• **TASK**
Reproduce the listing exactly, with no pictures in your copy.

• **RECORDS FOR THIS TASK**
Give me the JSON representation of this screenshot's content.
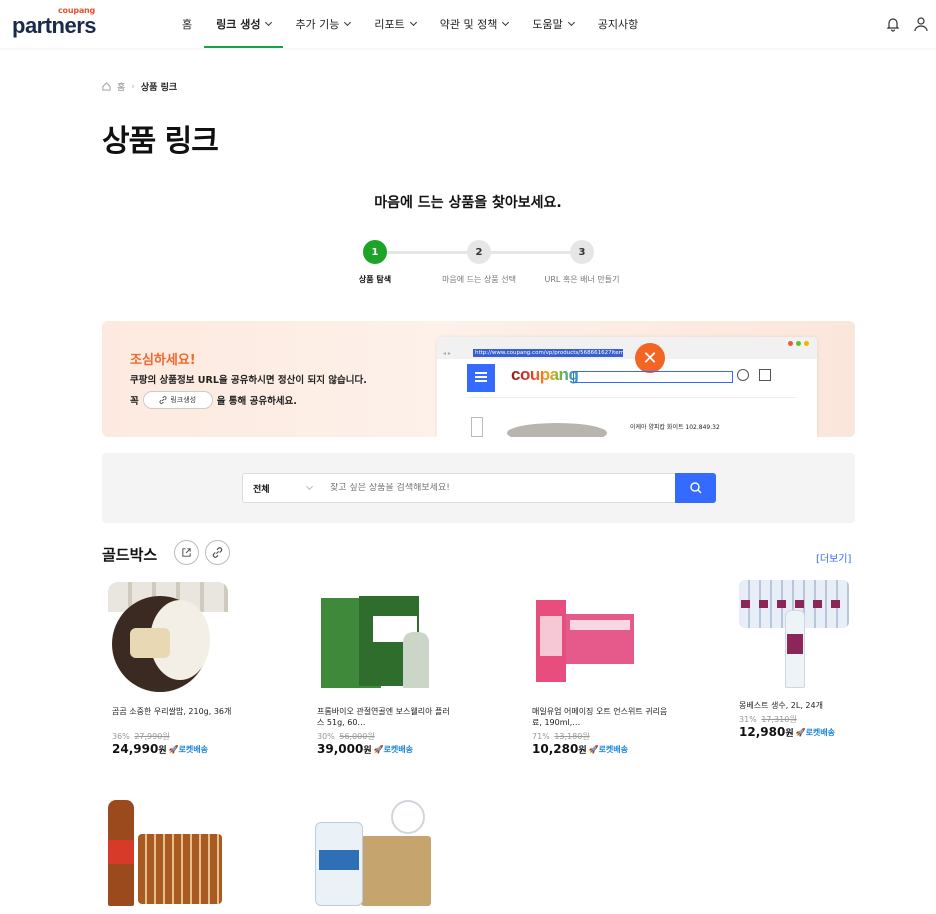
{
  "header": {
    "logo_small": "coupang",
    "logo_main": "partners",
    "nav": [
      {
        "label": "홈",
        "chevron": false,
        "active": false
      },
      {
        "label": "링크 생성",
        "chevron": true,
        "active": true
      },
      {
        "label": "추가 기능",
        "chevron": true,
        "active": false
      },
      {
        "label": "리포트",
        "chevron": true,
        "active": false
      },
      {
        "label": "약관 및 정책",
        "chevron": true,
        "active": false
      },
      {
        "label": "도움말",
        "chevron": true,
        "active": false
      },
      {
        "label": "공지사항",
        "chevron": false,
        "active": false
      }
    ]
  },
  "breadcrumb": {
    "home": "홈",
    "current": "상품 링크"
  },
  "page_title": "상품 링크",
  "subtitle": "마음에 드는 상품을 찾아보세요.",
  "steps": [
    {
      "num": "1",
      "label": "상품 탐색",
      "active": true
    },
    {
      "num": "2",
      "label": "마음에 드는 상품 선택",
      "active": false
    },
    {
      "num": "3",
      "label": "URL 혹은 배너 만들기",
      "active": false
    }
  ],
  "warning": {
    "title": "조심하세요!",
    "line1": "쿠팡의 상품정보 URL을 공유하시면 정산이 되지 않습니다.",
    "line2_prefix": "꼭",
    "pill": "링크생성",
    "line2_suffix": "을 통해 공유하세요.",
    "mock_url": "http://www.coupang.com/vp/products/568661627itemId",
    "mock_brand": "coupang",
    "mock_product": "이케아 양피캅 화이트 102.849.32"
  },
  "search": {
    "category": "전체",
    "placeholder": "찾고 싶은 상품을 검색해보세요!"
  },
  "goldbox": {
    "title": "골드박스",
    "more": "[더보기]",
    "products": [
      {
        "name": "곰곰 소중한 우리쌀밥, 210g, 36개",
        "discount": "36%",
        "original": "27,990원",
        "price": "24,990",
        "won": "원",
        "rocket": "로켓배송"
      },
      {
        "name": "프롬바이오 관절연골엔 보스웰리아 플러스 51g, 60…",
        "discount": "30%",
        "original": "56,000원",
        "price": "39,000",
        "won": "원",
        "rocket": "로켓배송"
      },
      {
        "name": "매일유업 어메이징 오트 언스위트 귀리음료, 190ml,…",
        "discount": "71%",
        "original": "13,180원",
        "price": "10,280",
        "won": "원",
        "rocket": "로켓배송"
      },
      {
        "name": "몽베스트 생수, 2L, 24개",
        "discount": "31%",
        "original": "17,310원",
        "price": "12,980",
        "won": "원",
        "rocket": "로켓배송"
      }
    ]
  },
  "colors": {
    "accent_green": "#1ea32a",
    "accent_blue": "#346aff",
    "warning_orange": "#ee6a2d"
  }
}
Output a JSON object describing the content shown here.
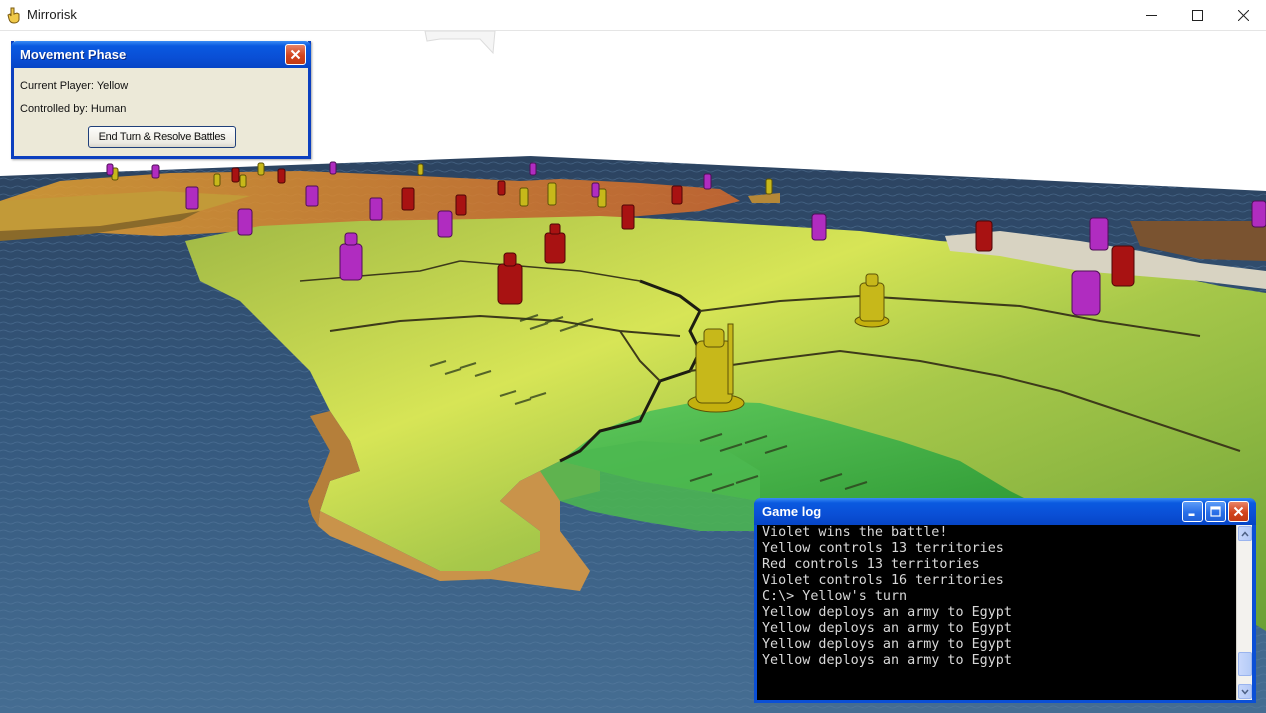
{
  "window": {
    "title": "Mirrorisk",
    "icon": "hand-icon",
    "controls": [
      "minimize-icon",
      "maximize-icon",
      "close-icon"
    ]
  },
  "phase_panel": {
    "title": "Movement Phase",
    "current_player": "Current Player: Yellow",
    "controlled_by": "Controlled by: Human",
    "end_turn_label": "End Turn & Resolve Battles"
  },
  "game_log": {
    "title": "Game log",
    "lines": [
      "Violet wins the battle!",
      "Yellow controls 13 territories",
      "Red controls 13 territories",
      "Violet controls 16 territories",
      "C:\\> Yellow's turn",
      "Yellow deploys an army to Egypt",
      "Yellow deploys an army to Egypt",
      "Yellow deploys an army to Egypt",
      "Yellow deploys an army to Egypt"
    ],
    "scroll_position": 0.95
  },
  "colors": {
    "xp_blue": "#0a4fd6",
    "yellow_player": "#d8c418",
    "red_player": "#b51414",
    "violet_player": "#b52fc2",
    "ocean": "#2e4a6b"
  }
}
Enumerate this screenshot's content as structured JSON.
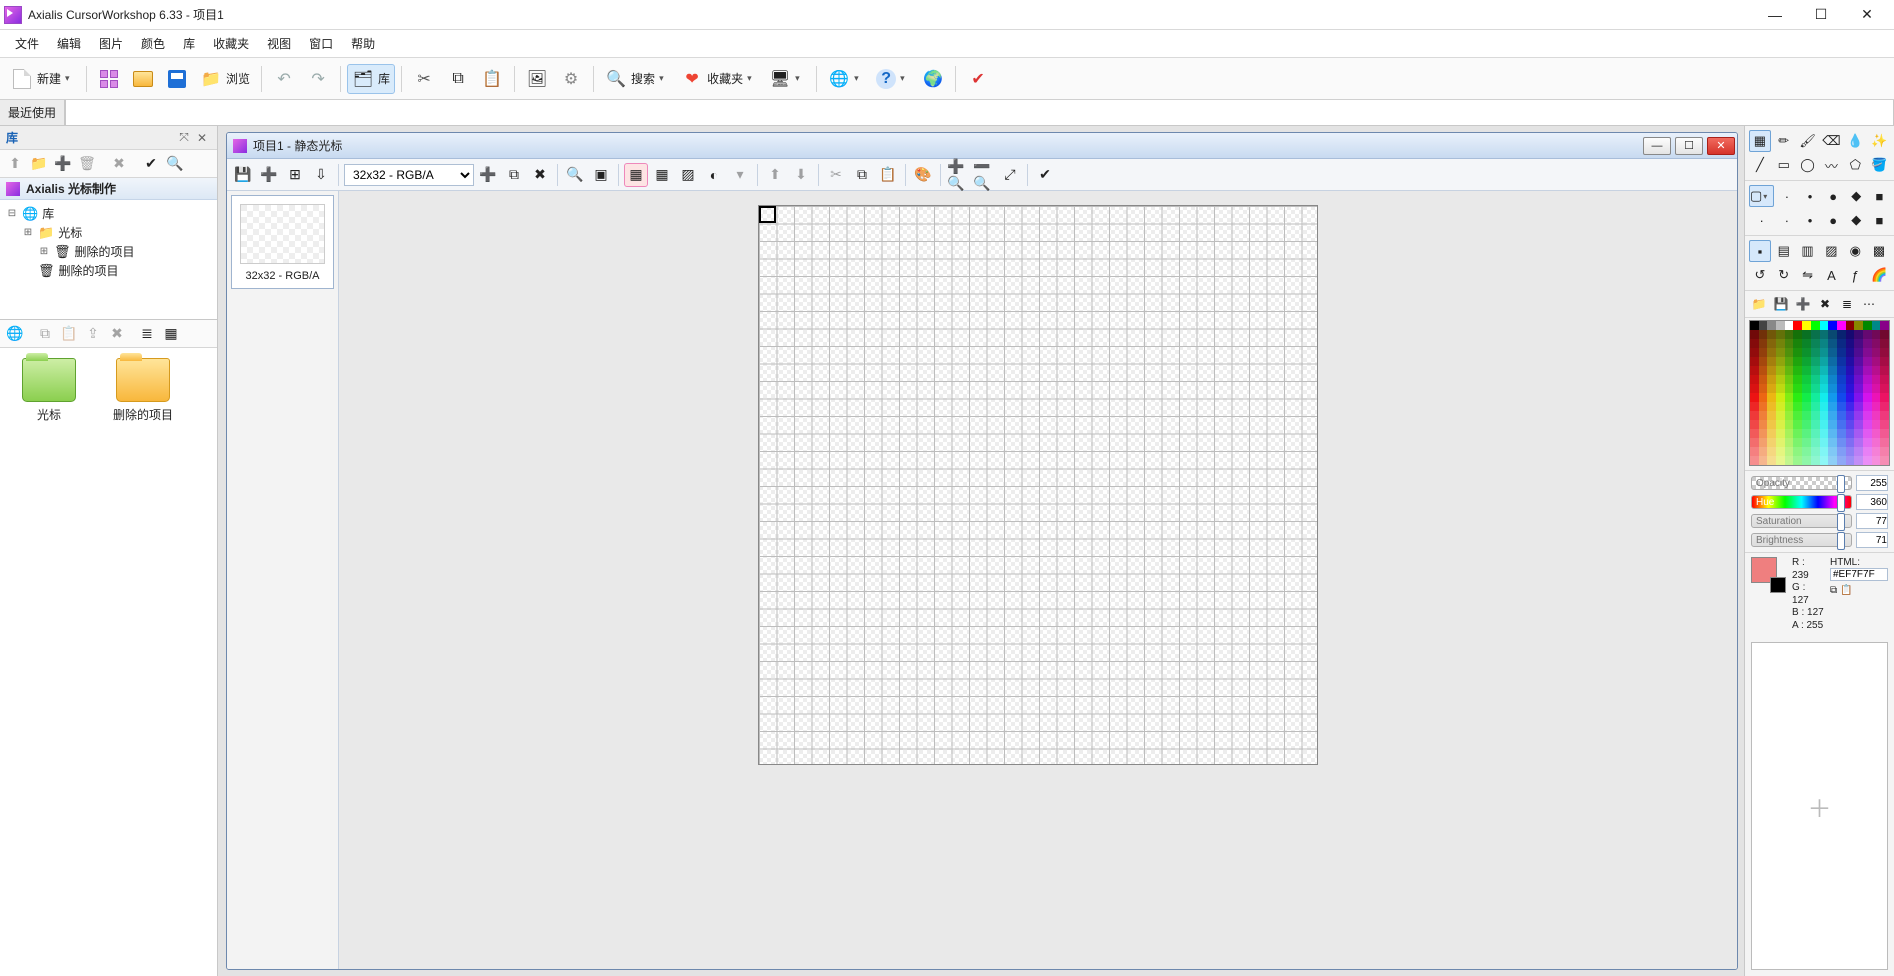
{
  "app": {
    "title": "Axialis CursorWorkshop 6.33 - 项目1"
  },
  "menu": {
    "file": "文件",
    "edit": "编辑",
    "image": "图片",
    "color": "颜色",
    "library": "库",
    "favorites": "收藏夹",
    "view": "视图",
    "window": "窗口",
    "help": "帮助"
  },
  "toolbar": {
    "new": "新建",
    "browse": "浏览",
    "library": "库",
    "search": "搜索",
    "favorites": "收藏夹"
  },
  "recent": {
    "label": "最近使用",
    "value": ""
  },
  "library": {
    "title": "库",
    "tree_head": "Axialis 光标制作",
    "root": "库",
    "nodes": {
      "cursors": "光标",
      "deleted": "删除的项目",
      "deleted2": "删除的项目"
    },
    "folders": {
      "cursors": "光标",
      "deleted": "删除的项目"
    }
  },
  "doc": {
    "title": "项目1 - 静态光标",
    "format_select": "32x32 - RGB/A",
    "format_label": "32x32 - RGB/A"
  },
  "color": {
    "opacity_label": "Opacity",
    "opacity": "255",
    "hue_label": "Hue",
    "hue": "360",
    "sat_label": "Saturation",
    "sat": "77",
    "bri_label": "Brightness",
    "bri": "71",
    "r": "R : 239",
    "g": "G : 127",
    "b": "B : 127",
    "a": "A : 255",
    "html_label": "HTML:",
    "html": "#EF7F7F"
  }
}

• **WRITTEN REPLY**
Give me the JSON representation of this screenshot's content.
{
  "header": {
    "logo_small": "coupang",
    "logo_main": "partners",
    "nav": [
      {
        "label": "홈",
        "chevron": false,
        "active": false
      },
      {
        "label": "링크 생성",
        "chevron": true,
        "active": true
      },
      {
        "label": "추가 기능",
        "chevron": true,
        "active": false
      },
      {
        "label": "리포트",
        "chevron": true,
        "active": false
      },
      {
        "label": "약관 및 정책",
        "chevron": true,
        "active": false
      },
      {
        "label": "도움말",
        "chevron": true,
        "active": false
      },
      {
        "label": "공지사항",
        "chevron": false,
        "active": false
      }
    ]
  },
  "breadcrumb": {
    "home": "홈",
    "current": "상품 링크"
  },
  "page_title": "상품 링크",
  "subtitle": "마음에 드는 상품을 찾아보세요.",
  "steps": [
    {
      "num": "1",
      "label": "상품 탐색",
      "active": true
    },
    {
      "num": "2",
      "label": "마음에 드는 상품 선택",
      "active": false
    },
    {
      "num": "3",
      "label": "URL 혹은 배너 만들기",
      "active": false
    }
  ],
  "warning": {
    "title": "조심하세요!",
    "line1": "쿠팡의 상품정보 URL을 공유하시면 정산이 되지 않습니다.",
    "line2_prefix": "꼭",
    "pill": "링크생성",
    "line2_suffix": "을 통해 공유하세요.",
    "mock_url": "http://www.coupang.com/vp/products/568661627itemId",
    "mock_brand": "coupang",
    "mock_product": "이케아 양피캅 화이트 102.849.32"
  },
  "search": {
    "category": "전체",
    "placeholder": "찾고 싶은 상품을 검색해보세요!"
  },
  "goldbox": {
    "title": "골드박스",
    "more": "[더보기]",
    "products": [
      {
        "name": "곰곰 소중한 우리쌀밥, 210g, 36개",
        "discount": "36%",
        "original": "27,990원",
        "price": "24,990",
        "won": "원",
        "rocket": "로켓배송"
      },
      {
        "name": "프롬바이오 관절연골엔 보스웰리아 플러스 51g, 60…",
        "discount": "30%",
        "original": "56,000원",
        "price": "39,000",
        "won": "원",
        "rocket": "로켓배송"
      },
      {
        "name": "매일유업 어메이징 오트 언스위트 귀리음료, 190ml,…",
        "discount": "71%",
        "original": "13,180원",
        "price": "10,280",
        "won": "원",
        "rocket": "로켓배송"
      },
      {
        "name": "몽베스트 생수, 2L, 24개",
        "discount": "31%",
        "original": "17,310원",
        "price": "12,980",
        "won": "원",
        "rocket": "로켓배송"
      }
    ]
  },
  "colors": {
    "accent_green": "#1ea32a",
    "accent_blue": "#346aff",
    "warning_orange": "#ee6a2d"
  }
}
Output a JSON object describing the content shown here.
{
  "window": {
    "title": "Mirrorisk",
    "icon": "hand-icon",
    "controls": [
      "minimize-icon",
      "maximize-icon",
      "close-icon"
    ]
  },
  "phase_panel": {
    "title": "Movement Phase",
    "current_player": "Current Player: Yellow",
    "controlled_by": "Controlled by: Human",
    "end_turn_label": "End Turn & Resolve Battles"
  },
  "game_log": {
    "title": "Game log",
    "lines": [
      "Violet wins the battle!",
      "Yellow controls 13 territories",
      "Red controls 13 territories",
      "Violet controls 16 territories",
      "C:\\> Yellow's turn",
      "Yellow deploys an army to Egypt",
      "Yellow deploys an army to Egypt",
      "Yellow deploys an army to Egypt",
      "Yellow deploys an army to Egypt"
    ],
    "scroll_position": 0.95
  },
  "colors": {
    "xp_blue": "#0a4fd6",
    "yellow_player": "#d8c418",
    "red_player": "#b51414",
    "violet_player": "#b52fc2",
    "ocean": "#2e4a6b"
  }
}
Enumerate this screenshot's content as structured JSON.
{
  "app": {
    "title": "Axialis CursorWorkshop 6.33 - 项目1"
  },
  "menu": {
    "file": "文件",
    "edit": "编辑",
    "image": "图片",
    "color": "颜色",
    "library": "库",
    "favorites": "收藏夹",
    "view": "视图",
    "window": "窗口",
    "help": "帮助"
  },
  "toolbar": {
    "new": "新建",
    "browse": "浏览",
    "library": "库",
    "search": "搜索",
    "favorites": "收藏夹"
  },
  "recent": {
    "label": "最近使用",
    "value": ""
  },
  "library": {
    "title": "库",
    "tree_head": "Axialis 光标制作",
    "root": "库",
    "nodes": {
      "cursors": "光标",
      "deleted": "删除的项目",
      "deleted2": "删除的项目"
    },
    "folders": {
      "cursors": "光标",
      "deleted": "删除的项目"
    }
  },
  "doc": {
    "title": "项目1 - 静态光标",
    "format_select": "32x32 - RGB/A",
    "format_label": "32x32 - RGB/A"
  },
  "color": {
    "opacity_label": "Opacity",
    "opacity": "255",
    "hue_label": "Hue",
    "hue": "360",
    "sat_label": "Saturation",
    "sat": "77",
    "bri_label": "Brightness",
    "bri": "71",
    "r": "R : 239",
    "g": "G : 127",
    "b": "B : 127",
    "a": "A : 255",
    "html_label": "HTML:",
    "html": "#EF7F7F"
  }
}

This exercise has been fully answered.